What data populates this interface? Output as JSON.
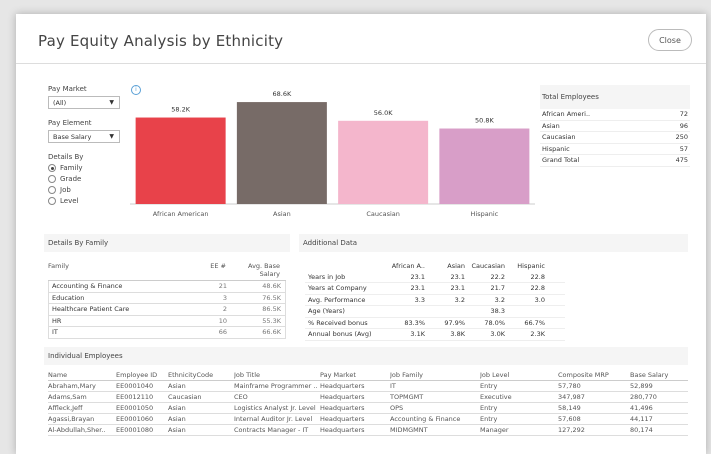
{
  "title": "Pay Equity Analysis by Ethnicity",
  "close_label": "Close",
  "filters": {
    "pay_market_label": "Pay Market",
    "pay_market_value": "(All)",
    "pay_element_label": "Pay Element",
    "pay_element_value": "Base Salary",
    "details_by_label": "Details By",
    "options": [
      "Family",
      "Grade",
      "Job",
      "Level"
    ],
    "selected": "Family"
  },
  "chart_data": {
    "type": "bar",
    "categories": [
      "African American",
      "Asian",
      "Caucasian",
      "Hispanic"
    ],
    "values": [
      58.2,
      68.6,
      56.0,
      50.8
    ],
    "data_labels": [
      "58.2K",
      "68.6K",
      "56.0K",
      "50.8K"
    ],
    "colors": [
      "#e8424a",
      "#776b67",
      "#f4b6cc",
      "#d89ec8"
    ],
    "ylim": [
      0,
      70
    ],
    "grid": false
  },
  "total_employees": {
    "title": "Total Employees",
    "rows": [
      {
        "label": "African Ameri..",
        "value": "72"
      },
      {
        "label": "Asian",
        "value": "96"
      },
      {
        "label": "Caucasian",
        "value": "250"
      },
      {
        "label": "Hispanic",
        "value": "57"
      },
      {
        "label": "Grand Total",
        "value": "475"
      }
    ]
  },
  "family_panel": {
    "title": "Details By Family",
    "headers": [
      "Family",
      "EE #",
      "Avg. Base Salary"
    ],
    "rows": [
      [
        "Accounting & Finance",
        "21",
        "48.6K"
      ],
      [
        "Education",
        "3",
        "76.5K"
      ],
      [
        "Healthcare Patient Care",
        "2",
        "86.5K"
      ],
      [
        "HR",
        "10",
        "55.3K"
      ],
      [
        "IT",
        "66",
        "66.6K"
      ]
    ]
  },
  "additional_panel": {
    "title": "Additional Data",
    "headers": [
      "",
      "African A..",
      "Asian",
      "Caucasian",
      "Hispanic"
    ],
    "rows": [
      [
        "Years in Job",
        "23.1",
        "23.1",
        "22.2",
        "22.8"
      ],
      [
        "Years at Company",
        "23.1",
        "23.1",
        "21.7",
        "22.8"
      ],
      [
        "Avg. Performance",
        "3.3",
        "3.2",
        "3.2",
        "3.0"
      ],
      [
        "Age (Years)",
        "",
        "",
        "38.3",
        ""
      ],
      [
        "% Received bonus",
        "83.3%",
        "97.9%",
        "78.0%",
        "66.7%"
      ],
      [
        "Annual bonus (Avg)",
        "3.1K",
        "3.8K",
        "3.0K",
        "2.3K"
      ]
    ]
  },
  "employees_panel": {
    "title": "Individual Employees",
    "headers": [
      "Name",
      "Employee ID",
      "EthnicityCode",
      "Job Title",
      "Pay Market",
      "Job Family",
      "Job Level",
      "Composite MRP",
      "Base Salary"
    ],
    "rows": [
      [
        "Abraham,Mary",
        "EE0001040",
        "Asian",
        "Mainframe Programmer ..",
        "Headquarters",
        "IT",
        "Entry",
        "57,780",
        "52,899"
      ],
      [
        "Adams,Sam",
        "EE0012110",
        "Caucasian",
        "CEO",
        "Headquarters",
        "TOPMGMT",
        "Executive",
        "347,987",
        "280,770"
      ],
      [
        "Affleck,Jeff",
        "EE0001050",
        "Asian",
        "Logistics Analyst Jr. Level",
        "Headquarters",
        "OPS",
        "Entry",
        "58,149",
        "41,496"
      ],
      [
        "Agassi,Brayan",
        "EE0001060",
        "Asian",
        "Internal Auditor Jr. Level",
        "Headquarters",
        "Accounting & Finance",
        "Entry",
        "57,608",
        "44,117"
      ],
      [
        "Al-Abdullah,Sher..",
        "EE0001080",
        "Asian",
        "Contracts Manager - IT",
        "Headquarters",
        "MIDMGMNT",
        "Manager",
        "127,292",
        "80,174"
      ]
    ]
  }
}
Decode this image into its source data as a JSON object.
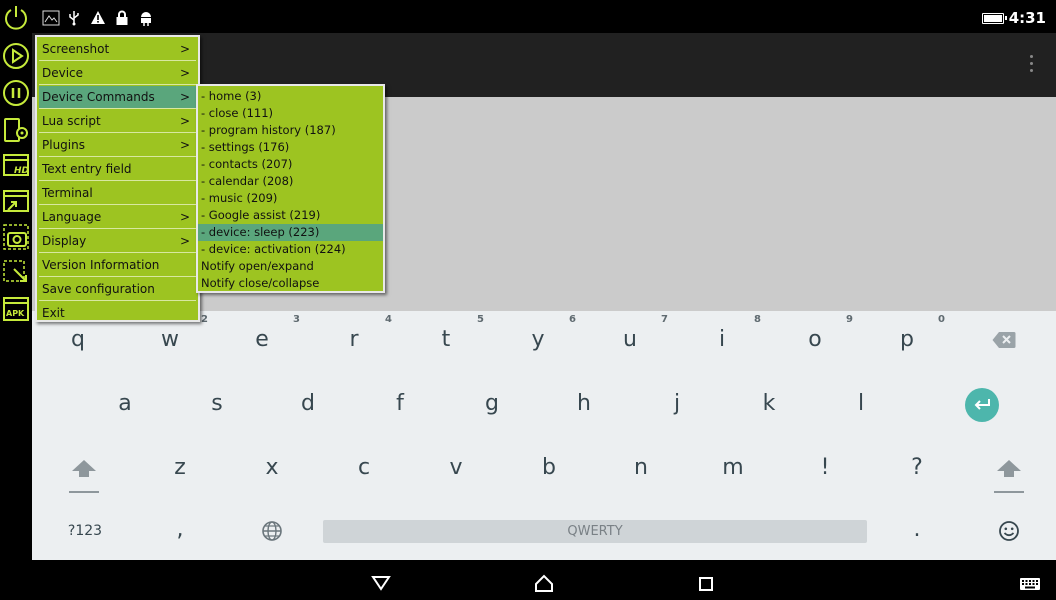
{
  "status": {
    "time": "4:31"
  },
  "main_menu": {
    "items": [
      {
        "label": "Screenshot",
        "submenu": true
      },
      {
        "label": "Device",
        "submenu": true
      },
      {
        "label": "Device Commands",
        "submenu": true,
        "selected": true
      },
      {
        "label": "Lua script",
        "submenu": true
      },
      {
        "label": "Plugins",
        "submenu": true
      },
      {
        "label": "Text entry field",
        "submenu": false
      },
      {
        "label": "Terminal",
        "submenu": false
      },
      {
        "label": "Language",
        "submenu": true
      },
      {
        "label": "Display",
        "submenu": true
      },
      {
        "label": "Version Information",
        "submenu": false
      },
      {
        "label": "Save configuration",
        "submenu": false
      },
      {
        "label": "Exit",
        "submenu": false
      }
    ],
    "arrow": ">"
  },
  "sub_menu": {
    "items": [
      {
        "label": "- home (3)"
      },
      {
        "label": "- close (111)"
      },
      {
        "label": "- program history (187)"
      },
      {
        "label": "- settings (176)"
      },
      {
        "label": "- contacts (207)"
      },
      {
        "label": "- calendar (208)"
      },
      {
        "label": "- music (209)"
      },
      {
        "label": "- Google assist (219)"
      },
      {
        "label": "- device: sleep (223)",
        "selected": true
      },
      {
        "label": "- device: activation (224)"
      },
      {
        "label": "Notify open/expand"
      },
      {
        "label": "Notify close/collapse"
      }
    ]
  },
  "keyboard": {
    "row1": [
      "q",
      "w",
      "e",
      "r",
      "t",
      "y",
      "u",
      "i",
      "o",
      "p"
    ],
    "hints": [
      "2",
      "3",
      "4",
      "5",
      "6",
      "7",
      "8",
      "9",
      "0"
    ],
    "row2": [
      "a",
      "s",
      "d",
      "f",
      "g",
      "h",
      "j",
      "k",
      "l"
    ],
    "row3": [
      "z",
      "x",
      "c",
      "v",
      "b",
      "n",
      "m",
      "!",
      "?"
    ],
    "symbols_label": "?123",
    "comma": ",",
    "period": ".",
    "space_label": "QWERTY"
  },
  "colors": {
    "menu_bg": "#9dc421",
    "menu_selected": "#5aa67c",
    "accent": "#c6ea3b",
    "enter": "#4db6ac"
  }
}
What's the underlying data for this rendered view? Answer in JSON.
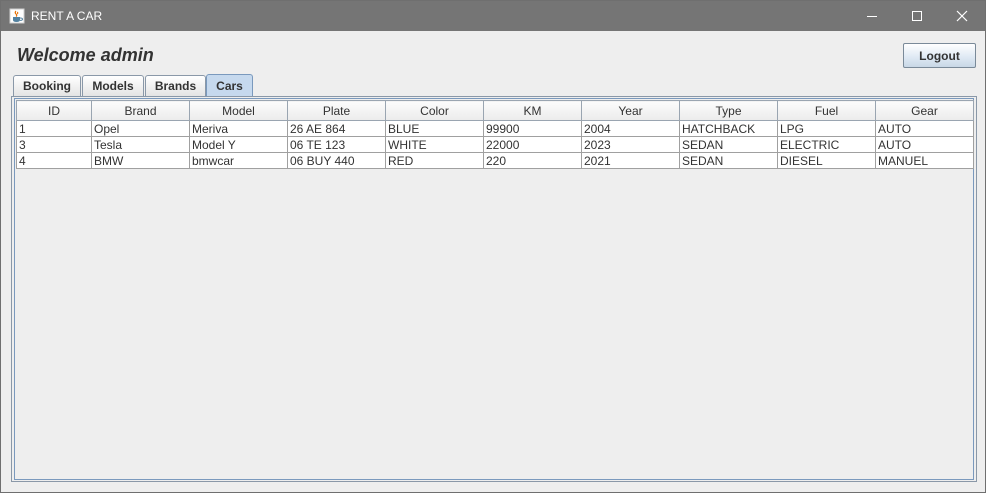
{
  "window": {
    "title": "RENT A CAR"
  },
  "header": {
    "welcome": "Welcome admin",
    "logout_label": "Logout"
  },
  "tabs": [
    {
      "label": "Booking",
      "selected": false
    },
    {
      "label": "Models",
      "selected": false
    },
    {
      "label": "Brands",
      "selected": false
    },
    {
      "label": "Cars",
      "selected": true
    }
  ],
  "table": {
    "columns": [
      "ID",
      "Brand",
      "Model",
      "Plate",
      "Color",
      "KM",
      "Year",
      "Type",
      "Fuel",
      "Gear"
    ],
    "rows": [
      [
        "1",
        "Opel",
        "Meriva",
        "26 AE 864",
        "BLUE",
        "99900",
        "2004",
        "HATCHBACK",
        "LPG",
        "AUTO"
      ],
      [
        "3",
        "Tesla",
        "Model Y",
        "06 TE 123",
        "WHITE",
        "22000",
        "2023",
        "SEDAN",
        "ELECTRIC",
        "AUTO"
      ],
      [
        "4",
        "BMW",
        "bmwcar",
        "06 BUY 440",
        "RED",
        "220",
        "2021",
        "SEDAN",
        "DIESEL",
        "MANUEL"
      ]
    ]
  },
  "icons": {
    "app": "java-cup-icon",
    "minimize": "minimize-icon",
    "maximize": "maximize-icon",
    "close": "close-icon"
  }
}
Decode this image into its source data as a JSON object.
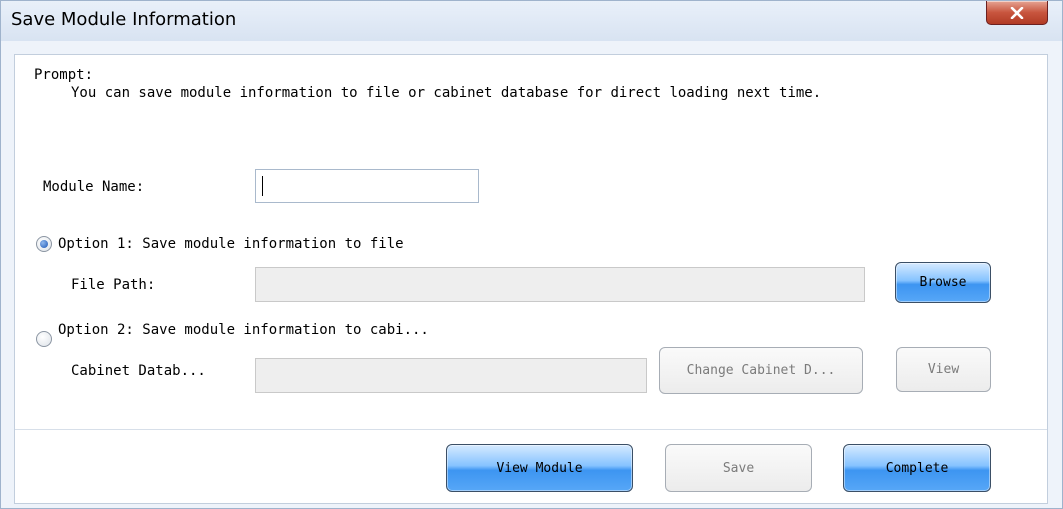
{
  "window": {
    "title": "Save Module Information"
  },
  "prompt": {
    "heading": "Prompt:",
    "message": "You can save module information to file or cabinet database for direct loading next time."
  },
  "module_name": {
    "label": "Module Name:",
    "value": ""
  },
  "option1": {
    "label": "Option 1: Save module information to file",
    "selected": true,
    "file_path_label": "File Path:",
    "file_path_value": "",
    "browse_label": "Browse"
  },
  "option2": {
    "label": "Option 2: Save module information to cabi...",
    "selected": false,
    "cabinet_db_label": "Cabinet Datab...",
    "cabinet_db_value": "",
    "change_label": "Change Cabinet D...",
    "view_label": "View"
  },
  "footer": {
    "view_module_label": "View Module",
    "save_label": "Save",
    "complete_label": "Complete"
  },
  "colors": {
    "accent_button": "#57a7f7",
    "close_button": "#c8553e"
  },
  "icons": {
    "close": "close-icon"
  }
}
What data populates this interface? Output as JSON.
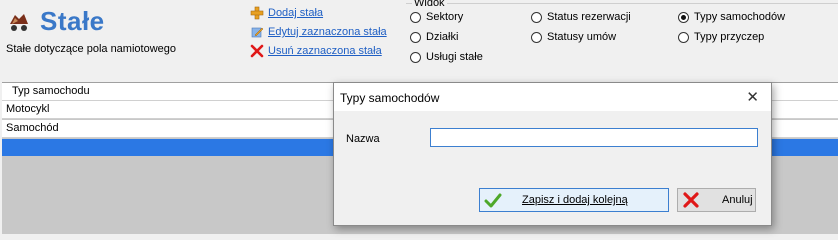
{
  "header": {
    "title": "Stałe",
    "subtitle": "Stałe dotyczące pola namiotowego"
  },
  "actions": {
    "add": "Dodaj stała",
    "edit": "Edytuj zaznaczona stała",
    "delete": "Usuń zaznaczona stała"
  },
  "view": {
    "label": "Widok",
    "options": [
      {
        "label": "Sektory",
        "checked": false
      },
      {
        "label": "Status rezerwacji",
        "checked": false
      },
      {
        "label": "Typy samochodów",
        "checked": true
      },
      {
        "label": "Działki",
        "checked": false
      },
      {
        "label": "Statusy umów",
        "checked": false
      },
      {
        "label": "Typy przyczep",
        "checked": false
      },
      {
        "label": "Usługi stałe",
        "checked": false
      }
    ]
  },
  "grid": {
    "column": "Typ samochodu",
    "rows": [
      "Motocykl",
      "Samochód"
    ]
  },
  "dialog": {
    "title": "Typy samochodów",
    "field_label": "Nazwa",
    "name_value": "",
    "save_label": "Zapisz i dodaj kolejną",
    "cancel_label": "Anuluj"
  },
  "colors": {
    "title": "#3a78c8",
    "link": "#1f5fc4",
    "selection": "#2b78e4"
  }
}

######

Take every line from the data that contains the word "zaznaczona".

    "edit": "Edytuj zaznaczona stała",
    "delete": "Usuń zaznaczona stała"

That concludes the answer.